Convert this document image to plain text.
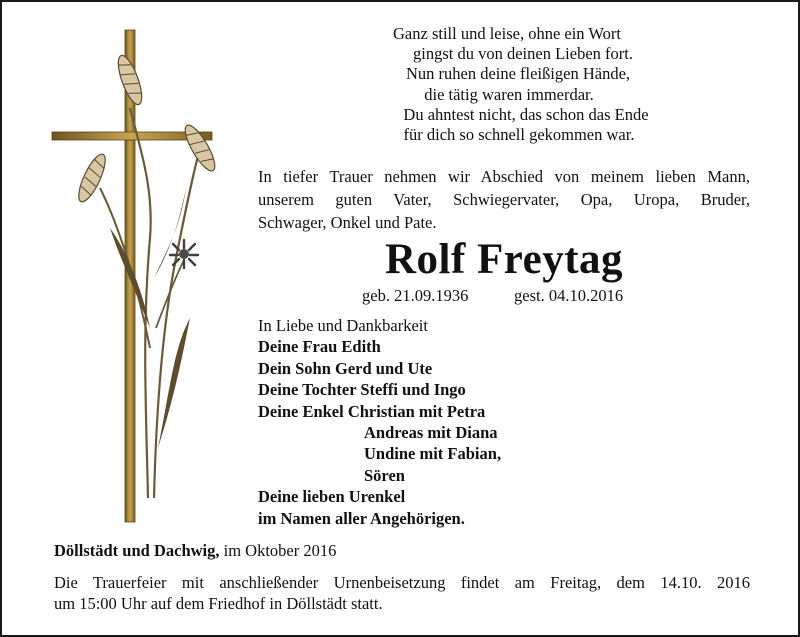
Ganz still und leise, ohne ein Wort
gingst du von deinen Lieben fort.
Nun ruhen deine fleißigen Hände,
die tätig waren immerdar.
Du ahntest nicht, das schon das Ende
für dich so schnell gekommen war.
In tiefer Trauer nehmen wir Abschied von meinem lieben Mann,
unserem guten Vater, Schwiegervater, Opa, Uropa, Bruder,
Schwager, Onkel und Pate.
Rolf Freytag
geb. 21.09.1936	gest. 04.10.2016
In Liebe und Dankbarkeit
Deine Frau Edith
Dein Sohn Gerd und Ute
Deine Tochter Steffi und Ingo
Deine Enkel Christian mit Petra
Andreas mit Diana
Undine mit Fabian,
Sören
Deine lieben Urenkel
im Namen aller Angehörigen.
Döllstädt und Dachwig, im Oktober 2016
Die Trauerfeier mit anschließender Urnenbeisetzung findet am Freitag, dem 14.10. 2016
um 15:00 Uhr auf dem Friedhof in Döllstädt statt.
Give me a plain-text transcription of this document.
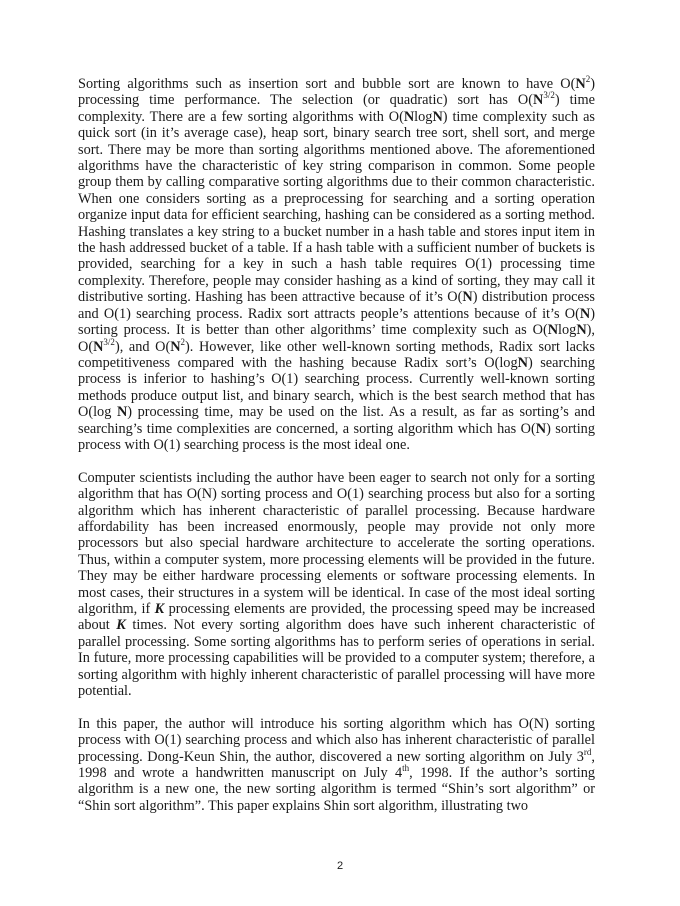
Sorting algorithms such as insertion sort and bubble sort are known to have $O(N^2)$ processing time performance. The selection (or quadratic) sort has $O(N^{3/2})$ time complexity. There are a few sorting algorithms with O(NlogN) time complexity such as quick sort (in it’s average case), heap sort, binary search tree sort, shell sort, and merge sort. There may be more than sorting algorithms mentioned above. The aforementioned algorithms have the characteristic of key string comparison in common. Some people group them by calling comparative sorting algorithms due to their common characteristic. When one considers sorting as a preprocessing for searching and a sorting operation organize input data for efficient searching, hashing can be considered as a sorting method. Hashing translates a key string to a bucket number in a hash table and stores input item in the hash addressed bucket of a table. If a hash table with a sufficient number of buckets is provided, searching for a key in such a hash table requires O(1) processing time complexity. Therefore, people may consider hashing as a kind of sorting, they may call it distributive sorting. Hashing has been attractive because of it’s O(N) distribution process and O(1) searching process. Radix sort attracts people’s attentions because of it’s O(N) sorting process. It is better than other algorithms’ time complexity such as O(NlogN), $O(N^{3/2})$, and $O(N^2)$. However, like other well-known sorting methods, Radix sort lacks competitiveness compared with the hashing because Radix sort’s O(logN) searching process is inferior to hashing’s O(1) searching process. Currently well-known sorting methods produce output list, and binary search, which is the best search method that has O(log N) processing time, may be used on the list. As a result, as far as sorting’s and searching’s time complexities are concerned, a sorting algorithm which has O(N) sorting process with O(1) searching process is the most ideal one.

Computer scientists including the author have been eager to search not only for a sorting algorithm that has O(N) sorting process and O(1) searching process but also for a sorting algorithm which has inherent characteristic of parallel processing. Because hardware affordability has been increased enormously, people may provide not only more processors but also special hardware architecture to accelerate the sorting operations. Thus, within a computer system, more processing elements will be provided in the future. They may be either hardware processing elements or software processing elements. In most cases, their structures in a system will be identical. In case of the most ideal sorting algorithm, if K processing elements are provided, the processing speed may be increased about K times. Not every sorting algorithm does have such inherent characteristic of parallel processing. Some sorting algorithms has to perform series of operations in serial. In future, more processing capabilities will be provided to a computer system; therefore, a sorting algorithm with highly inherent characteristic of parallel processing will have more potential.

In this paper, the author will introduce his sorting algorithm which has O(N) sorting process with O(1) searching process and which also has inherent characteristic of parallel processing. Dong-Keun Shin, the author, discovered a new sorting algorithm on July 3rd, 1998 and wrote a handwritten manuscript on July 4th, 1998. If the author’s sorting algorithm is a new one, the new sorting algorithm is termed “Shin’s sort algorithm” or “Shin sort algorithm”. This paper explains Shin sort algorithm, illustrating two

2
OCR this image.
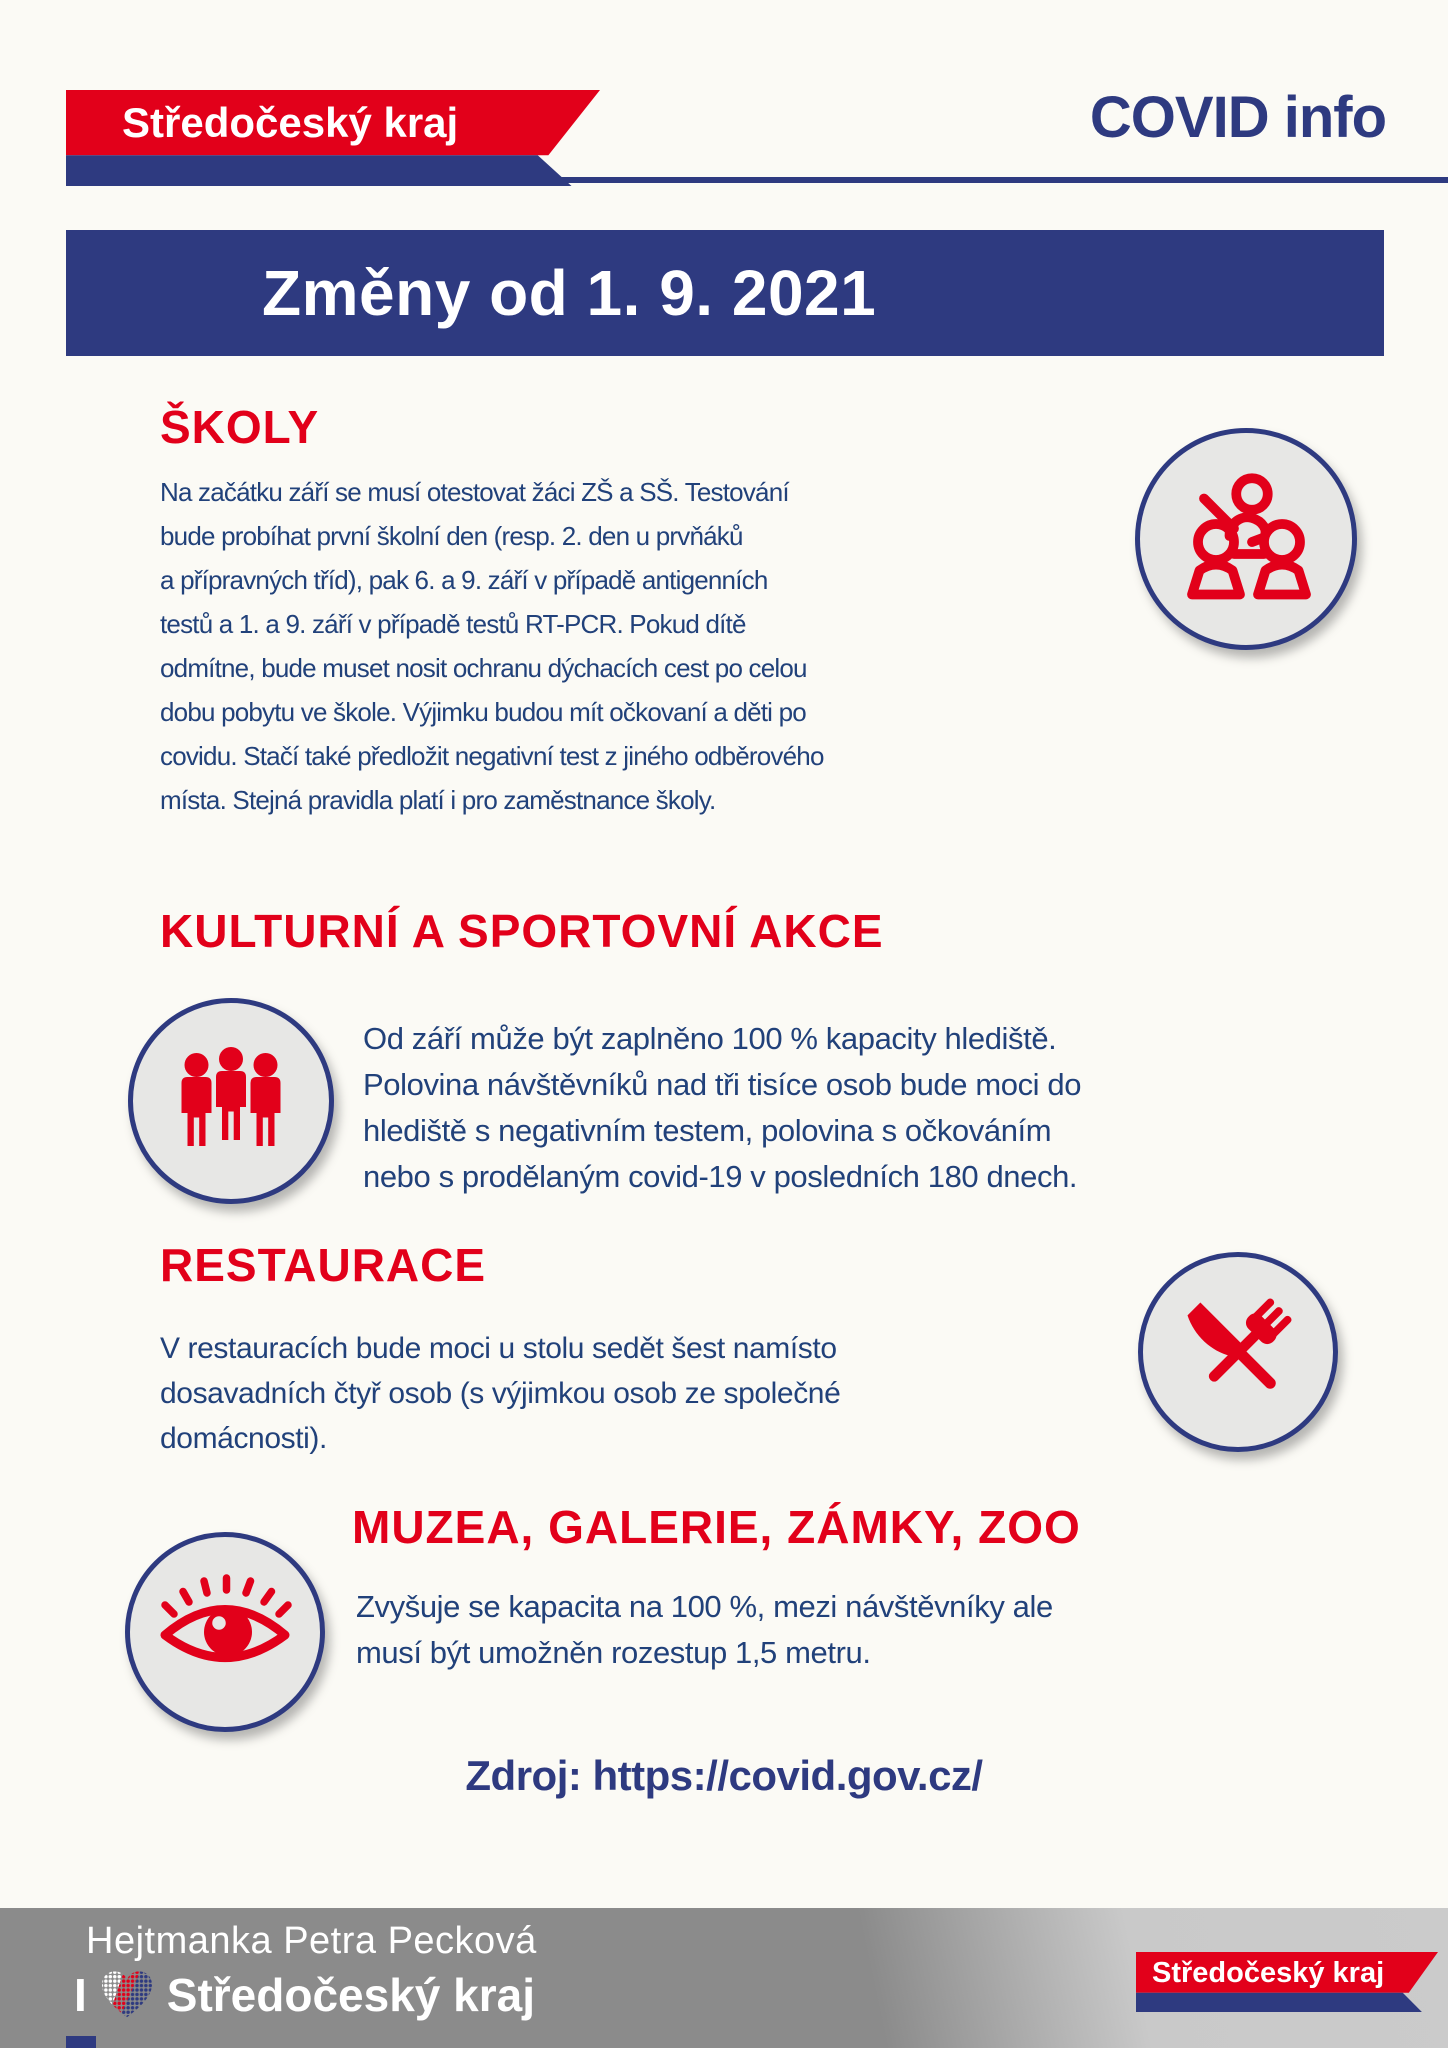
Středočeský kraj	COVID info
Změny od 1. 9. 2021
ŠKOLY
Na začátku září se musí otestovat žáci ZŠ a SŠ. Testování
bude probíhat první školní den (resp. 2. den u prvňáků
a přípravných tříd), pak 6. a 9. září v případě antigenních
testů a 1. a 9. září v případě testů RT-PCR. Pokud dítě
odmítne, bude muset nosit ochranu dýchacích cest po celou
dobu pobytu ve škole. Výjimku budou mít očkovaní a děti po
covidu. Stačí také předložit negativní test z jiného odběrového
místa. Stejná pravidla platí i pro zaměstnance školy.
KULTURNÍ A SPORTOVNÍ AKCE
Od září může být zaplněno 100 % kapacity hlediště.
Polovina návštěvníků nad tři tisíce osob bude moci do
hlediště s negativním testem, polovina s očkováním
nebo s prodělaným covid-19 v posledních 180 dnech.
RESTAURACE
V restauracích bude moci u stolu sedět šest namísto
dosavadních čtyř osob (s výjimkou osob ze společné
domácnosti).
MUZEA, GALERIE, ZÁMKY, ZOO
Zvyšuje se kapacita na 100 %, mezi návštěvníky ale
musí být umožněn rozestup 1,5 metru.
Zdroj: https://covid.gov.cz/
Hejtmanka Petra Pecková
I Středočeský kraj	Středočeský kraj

:::

**Written problem**
Copy out each line of the records that holds the string "osob".

**Written solution**
Polovina návštěvníků nad tři tisíce osob bude moci do
dosavadních čtyř osob (s výjimkou osob ze společné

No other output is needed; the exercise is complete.